WHAT IS REQUIRED:
From the listing below, extract each line containing the string "sera".

##### LISTED ENTRIES #####

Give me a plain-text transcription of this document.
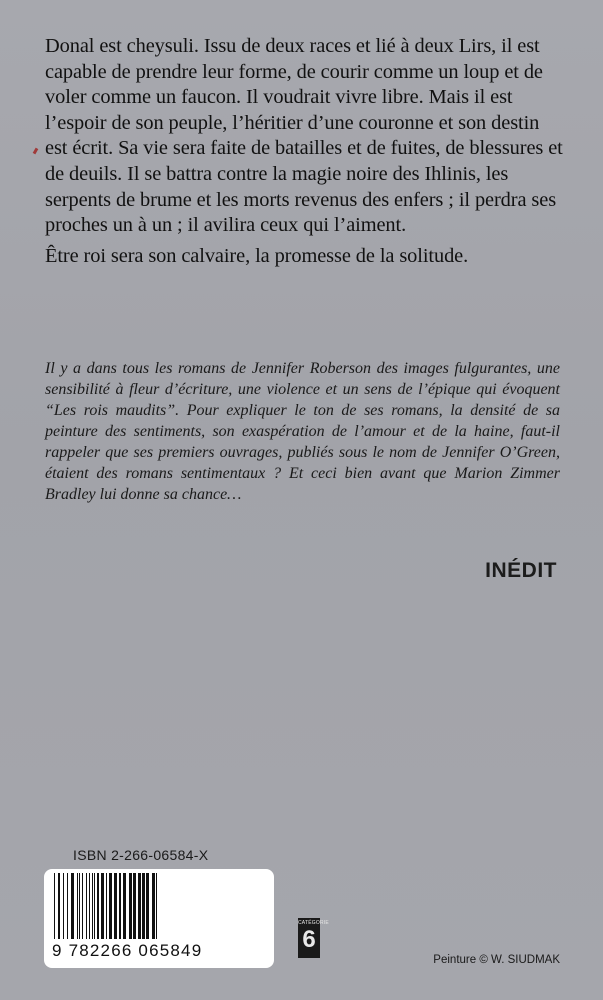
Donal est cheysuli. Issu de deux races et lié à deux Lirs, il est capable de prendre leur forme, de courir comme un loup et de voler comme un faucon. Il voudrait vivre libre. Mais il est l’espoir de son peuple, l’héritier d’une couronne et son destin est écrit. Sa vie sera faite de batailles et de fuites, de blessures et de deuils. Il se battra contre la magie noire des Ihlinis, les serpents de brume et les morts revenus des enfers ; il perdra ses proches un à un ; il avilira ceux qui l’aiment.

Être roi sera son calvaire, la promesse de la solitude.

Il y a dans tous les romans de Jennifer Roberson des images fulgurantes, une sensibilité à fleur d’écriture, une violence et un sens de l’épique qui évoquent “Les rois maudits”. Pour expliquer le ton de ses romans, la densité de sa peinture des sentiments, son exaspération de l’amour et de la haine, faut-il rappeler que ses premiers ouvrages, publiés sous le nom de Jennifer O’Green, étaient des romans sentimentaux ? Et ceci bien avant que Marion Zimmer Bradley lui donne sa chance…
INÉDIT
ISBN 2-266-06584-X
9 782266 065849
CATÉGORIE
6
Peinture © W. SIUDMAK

#####

COMPLETE ANSWER:
Donal est cheysuli. Issu de deux races et lié à deux Lirs, il est capable de prendre leur forme, de courir comme un loup et de voler comme un faucon. Il voudrait vivre libre. Mais il est l’espoir de son peuple, l’héritier d’une couronne et son destin est écrit. Sa vie sera faite de batailles et de fuites, de blessures et de deuils. Il se battra contre la magie noire des Ihlinis, les serpents de brume et les morts revenus des enfers ; il perdra ses proches un à un ; il avilira ceux qui l’aiment.
Être roi sera son calvaire, la promesse de la solitude.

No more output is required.